Given data –
§ §

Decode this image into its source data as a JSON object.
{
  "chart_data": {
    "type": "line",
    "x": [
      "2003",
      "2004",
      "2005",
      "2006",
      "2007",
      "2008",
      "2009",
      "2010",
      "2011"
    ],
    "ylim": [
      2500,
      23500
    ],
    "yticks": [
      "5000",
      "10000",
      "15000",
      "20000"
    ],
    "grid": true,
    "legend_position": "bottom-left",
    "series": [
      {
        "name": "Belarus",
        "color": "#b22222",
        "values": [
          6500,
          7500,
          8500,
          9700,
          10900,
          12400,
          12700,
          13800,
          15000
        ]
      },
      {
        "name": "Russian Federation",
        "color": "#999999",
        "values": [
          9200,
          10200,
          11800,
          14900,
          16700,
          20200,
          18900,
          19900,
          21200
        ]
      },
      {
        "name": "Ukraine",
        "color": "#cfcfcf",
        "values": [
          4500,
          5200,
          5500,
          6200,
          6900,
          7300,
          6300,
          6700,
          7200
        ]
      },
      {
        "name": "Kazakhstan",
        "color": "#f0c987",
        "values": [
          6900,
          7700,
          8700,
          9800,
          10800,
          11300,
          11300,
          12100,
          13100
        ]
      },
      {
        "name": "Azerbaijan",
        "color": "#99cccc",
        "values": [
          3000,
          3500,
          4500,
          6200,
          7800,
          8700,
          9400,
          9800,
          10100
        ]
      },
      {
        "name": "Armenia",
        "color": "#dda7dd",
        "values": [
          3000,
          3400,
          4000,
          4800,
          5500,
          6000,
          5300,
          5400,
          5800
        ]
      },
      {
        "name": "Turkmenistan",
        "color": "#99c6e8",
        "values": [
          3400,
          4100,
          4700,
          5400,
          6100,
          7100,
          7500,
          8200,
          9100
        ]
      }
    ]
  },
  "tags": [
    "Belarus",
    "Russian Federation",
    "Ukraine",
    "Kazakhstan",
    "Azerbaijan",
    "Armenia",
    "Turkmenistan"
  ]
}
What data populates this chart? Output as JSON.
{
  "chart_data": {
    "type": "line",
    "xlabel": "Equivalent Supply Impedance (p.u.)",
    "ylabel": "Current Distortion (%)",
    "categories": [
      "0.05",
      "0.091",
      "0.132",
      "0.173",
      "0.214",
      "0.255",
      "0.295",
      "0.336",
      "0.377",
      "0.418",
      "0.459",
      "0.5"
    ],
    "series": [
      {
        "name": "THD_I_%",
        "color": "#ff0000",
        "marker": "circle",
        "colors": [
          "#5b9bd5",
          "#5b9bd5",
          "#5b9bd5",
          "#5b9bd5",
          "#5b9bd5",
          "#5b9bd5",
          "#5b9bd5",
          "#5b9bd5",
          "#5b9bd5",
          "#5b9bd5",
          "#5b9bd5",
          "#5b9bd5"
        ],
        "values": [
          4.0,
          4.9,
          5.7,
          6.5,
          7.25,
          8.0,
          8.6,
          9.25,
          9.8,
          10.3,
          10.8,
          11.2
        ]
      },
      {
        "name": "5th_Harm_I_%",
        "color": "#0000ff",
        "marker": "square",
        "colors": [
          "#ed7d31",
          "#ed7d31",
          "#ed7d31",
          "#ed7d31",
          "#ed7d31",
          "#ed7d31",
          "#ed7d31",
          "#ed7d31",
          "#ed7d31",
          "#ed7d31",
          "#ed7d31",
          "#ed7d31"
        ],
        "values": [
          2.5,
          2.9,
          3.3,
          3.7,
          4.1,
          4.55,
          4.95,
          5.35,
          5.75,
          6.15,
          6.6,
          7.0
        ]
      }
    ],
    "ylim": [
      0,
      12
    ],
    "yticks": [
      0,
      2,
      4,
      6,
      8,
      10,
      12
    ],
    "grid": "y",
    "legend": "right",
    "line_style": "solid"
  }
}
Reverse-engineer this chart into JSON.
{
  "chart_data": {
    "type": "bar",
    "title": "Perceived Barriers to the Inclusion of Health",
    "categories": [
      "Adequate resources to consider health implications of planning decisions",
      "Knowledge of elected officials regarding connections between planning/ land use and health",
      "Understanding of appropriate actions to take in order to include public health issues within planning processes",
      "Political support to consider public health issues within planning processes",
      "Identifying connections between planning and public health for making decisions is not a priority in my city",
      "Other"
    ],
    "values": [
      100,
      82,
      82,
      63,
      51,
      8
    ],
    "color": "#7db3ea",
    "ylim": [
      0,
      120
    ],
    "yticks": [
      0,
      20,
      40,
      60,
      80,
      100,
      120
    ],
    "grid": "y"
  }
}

§ §

Goal – Please quote nothing but the lines from the line with "Reverse-engineer this chart into JSON." through the end of the data above, exactly as written, ends included.

Worked solution –
Reverse-engineer this chart into JSON.
{
  "chart_data": {
    "type": "bar",
    "title": "Perceived Barriers to the Inclusion of Health",
    "categories": [
      "Adequate resources to consider health implications of planning decisions",
      "Knowledge of elected officials regarding connections between planning/ land use and health",
      "Understanding of appropriate actions to take in order to include public health issues within planning processes",
      "Political support to consider public health issues within planning processes",
      "Identifying connections between planning and public health for making decisions is not a priority in my city",
      "Other"
    ],
    "values": [
      100,
      82,
      82,
      63,
      51,
      8
    ],
    "color": "#7db3ea",
    "ylim": [
      0,
      120
    ],
    "yticks": [
      0,
      20,
      40,
      60,
      80,
      100,
      120
    ],
    "grid": "y"
  }
}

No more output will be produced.